# [The records]

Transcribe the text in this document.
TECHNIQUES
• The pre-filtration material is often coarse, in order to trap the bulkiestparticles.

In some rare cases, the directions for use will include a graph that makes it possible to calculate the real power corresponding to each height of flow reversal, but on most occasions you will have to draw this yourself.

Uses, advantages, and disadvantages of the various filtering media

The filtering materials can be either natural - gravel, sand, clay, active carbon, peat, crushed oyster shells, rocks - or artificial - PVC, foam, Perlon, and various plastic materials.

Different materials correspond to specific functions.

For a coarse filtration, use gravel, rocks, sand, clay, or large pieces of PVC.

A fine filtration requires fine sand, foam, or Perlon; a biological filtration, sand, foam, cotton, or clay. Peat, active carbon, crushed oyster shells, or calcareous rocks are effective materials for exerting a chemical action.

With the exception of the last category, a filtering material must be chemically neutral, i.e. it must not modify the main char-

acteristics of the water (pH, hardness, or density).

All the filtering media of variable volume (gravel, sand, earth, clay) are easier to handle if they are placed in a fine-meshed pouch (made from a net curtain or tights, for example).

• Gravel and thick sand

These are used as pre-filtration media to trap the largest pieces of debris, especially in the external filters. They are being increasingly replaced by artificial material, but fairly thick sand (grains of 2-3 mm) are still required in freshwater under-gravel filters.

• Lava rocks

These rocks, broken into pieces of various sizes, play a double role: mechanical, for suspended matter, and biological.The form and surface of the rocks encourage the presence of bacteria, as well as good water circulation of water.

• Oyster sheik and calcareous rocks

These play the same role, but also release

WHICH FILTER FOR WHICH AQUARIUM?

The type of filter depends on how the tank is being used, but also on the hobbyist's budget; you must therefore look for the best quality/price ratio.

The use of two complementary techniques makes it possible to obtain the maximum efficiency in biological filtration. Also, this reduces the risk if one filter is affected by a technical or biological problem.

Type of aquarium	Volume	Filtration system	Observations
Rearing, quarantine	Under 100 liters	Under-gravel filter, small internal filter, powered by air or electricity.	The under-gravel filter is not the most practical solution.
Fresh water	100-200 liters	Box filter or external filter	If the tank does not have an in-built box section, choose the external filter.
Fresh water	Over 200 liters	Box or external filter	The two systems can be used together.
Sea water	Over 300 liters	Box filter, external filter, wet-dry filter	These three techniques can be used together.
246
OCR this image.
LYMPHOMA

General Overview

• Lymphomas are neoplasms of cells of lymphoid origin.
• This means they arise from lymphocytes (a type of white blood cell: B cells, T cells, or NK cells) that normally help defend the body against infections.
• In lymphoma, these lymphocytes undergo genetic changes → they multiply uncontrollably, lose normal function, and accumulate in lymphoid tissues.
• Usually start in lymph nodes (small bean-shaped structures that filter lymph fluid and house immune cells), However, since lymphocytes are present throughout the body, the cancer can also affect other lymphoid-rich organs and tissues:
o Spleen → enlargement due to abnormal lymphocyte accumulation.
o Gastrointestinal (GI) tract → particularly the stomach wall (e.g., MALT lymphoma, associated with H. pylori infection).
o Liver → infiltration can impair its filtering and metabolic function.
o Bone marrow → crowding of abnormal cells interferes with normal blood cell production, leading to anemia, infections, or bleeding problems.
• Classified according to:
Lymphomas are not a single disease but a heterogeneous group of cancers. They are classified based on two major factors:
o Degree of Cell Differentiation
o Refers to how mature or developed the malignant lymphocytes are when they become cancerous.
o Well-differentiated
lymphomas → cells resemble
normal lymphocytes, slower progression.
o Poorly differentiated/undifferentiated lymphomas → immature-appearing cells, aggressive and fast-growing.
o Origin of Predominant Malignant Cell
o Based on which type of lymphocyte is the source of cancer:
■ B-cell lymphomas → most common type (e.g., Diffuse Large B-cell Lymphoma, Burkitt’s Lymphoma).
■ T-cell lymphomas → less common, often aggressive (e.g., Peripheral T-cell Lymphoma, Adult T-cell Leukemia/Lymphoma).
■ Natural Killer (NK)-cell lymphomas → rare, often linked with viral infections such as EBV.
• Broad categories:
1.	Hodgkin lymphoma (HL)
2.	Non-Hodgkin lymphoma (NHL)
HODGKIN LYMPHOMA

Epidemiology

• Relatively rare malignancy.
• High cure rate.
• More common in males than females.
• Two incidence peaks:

# [Prompt]
Please reproduce the entire listing, exactly as shown.

# [Solution to the problem]
Transcribe the text in this document.
TECHNIQUES
• The pre-filtration material is often coarse, in order to trap the bulkiestparticles.

In some rare cases, the directions for use will include a graph that makes it possible to calculate the real power corresponding to each height of flow reversal, but on most occasions you will have to draw this yourself.

Uses, advantages, and disadvantages of the various filtering media

The filtering materials can be either natural - gravel, sand, clay, active carbon, peat, crushed oyster shells, rocks - or artificial - PVC, foam, Perlon, and various plastic materials.

Different materials correspond to specific functions.

For a coarse filtration, use gravel, rocks, sand, clay, or large pieces of PVC.

A fine filtration requires fine sand, foam, or Perlon; a biological filtration, sand, foam, cotton, or clay. Peat, active carbon, crushed oyster shells, or calcareous rocks are effective materials for exerting a chemical action.

With the exception of the last category, a filtering material must be chemically neutral, i.e. it must not modify the main char-

acteristics of the water (pH, hardness, or density).

All the filtering media of variable volume (gravel, sand, earth, clay) are easier to handle if they are placed in a fine-meshed pouch (made from a net curtain or tights, for example).

• Gravel and thick sand

These are used as pre-filtration media to trap the largest pieces of debris, especially in the external filters. They are being increasingly replaced by artificial material, but fairly thick sand (grains of 2-3 mm) are still required in freshwater under-gravel filters.

• Lava rocks

These rocks, broken into pieces of various sizes, play a double role: mechanical, for suspended matter, and biological.The form and surface of the rocks encourage the presence of bacteria, as well as good water circulation of water.

• Oyster sheik and calcareous rocks

These play the same role, but also release

WHICH FILTER FOR WHICH AQUARIUM?

The type of filter depends on how the tank is being used, but also on the hobbyist's budget; you must therefore look for the best quality/price ratio.

The use of two complementary techniques makes it possible to obtain the maximum efficiency in biological filtration. Also, this reduces the risk if one filter is affected by a technical or biological problem.

Type of aquarium	Volume	Filtration system	Observations
Rearing, quarantine	Under 100 liters	Under-gravel filter, small internal filter, powered by air or electricity.	The under-gravel filter is not the most practical solution.
Fresh water	100-200 liters	Box filter or external filter	If the tank does not have an in-built box section, choose the external filter.
Fresh water	Over 200 liters	Box or external filter	The two systems can be used together.
Sea water	Over 300 liters	Box filter, external filter, wet-dry filter	These three techniques can be used together.
246
OCR this image.
LYMPHOMA

General Overview

• Lymphomas are neoplasms of cells of lymphoid origin.
• This means they arise from lymphocytes (a type of white blood cell: B cells, T cells, or NK cells) that normally help defend the body against infections.
• In lymphoma, these lymphocytes undergo genetic changes → they multiply uncontrollably, lose normal function, and accumulate in lymphoid tissues.
• Usually start in lymph nodes (small bean-shaped structures that filter lymph fluid and house immune cells), However, since lymphocytes are present throughout the body, the cancer can also affect other lymphoid-rich organs and tissues:
o Spleen → enlargement due to abnormal lymphocyte accumulation.
o Gastrointestinal (GI) tract → particularly the stomach wall (e.g., MALT lymphoma, associated with H. pylori infection).
o Liver → infiltration can impair its filtering and metabolic function.
o Bone marrow → crowding of abnormal cells interferes with normal blood cell production, leading to anemia, infections, or bleeding problems.
• Classified according to:
Lymphomas are not a single disease but a heterogeneous group of cancers. They are classified based on two major factors:
o Degree of Cell Differentiation
o Refers to how mature or developed the malignant lymphocytes are when they become cancerous.
o Well-differentiated
lymphomas → cells resemble
normal lymphocytes, slower progression.
o Poorly differentiated/undifferentiated lymphomas → immature-appearing cells, aggressive and fast-growing.
o Origin of Predominant Malignant Cell
o Based on which type of lymphocyte is the source of cancer:
■ B-cell lymphomas → most common type (e.g., Diffuse Large B-cell Lymphoma, Burkitt’s Lymphoma).
■ T-cell lymphomas → less common, often aggressive (e.g., Peripheral T-cell Lymphoma, Adult T-cell Leukemia/Lymphoma).
■ Natural Killer (NK)-cell lymphomas → rare, often linked with viral infections such as EBV.
• Broad categories:
1.	Hodgkin lymphoma (HL)
2.	Non-Hodgkin lymphoma (NHL)
HODGKIN LYMPHOMA

Epidemiology

• Relatively rare malignancy.
• High cure rate.
• More common in males than females.
• Two incidence peaks:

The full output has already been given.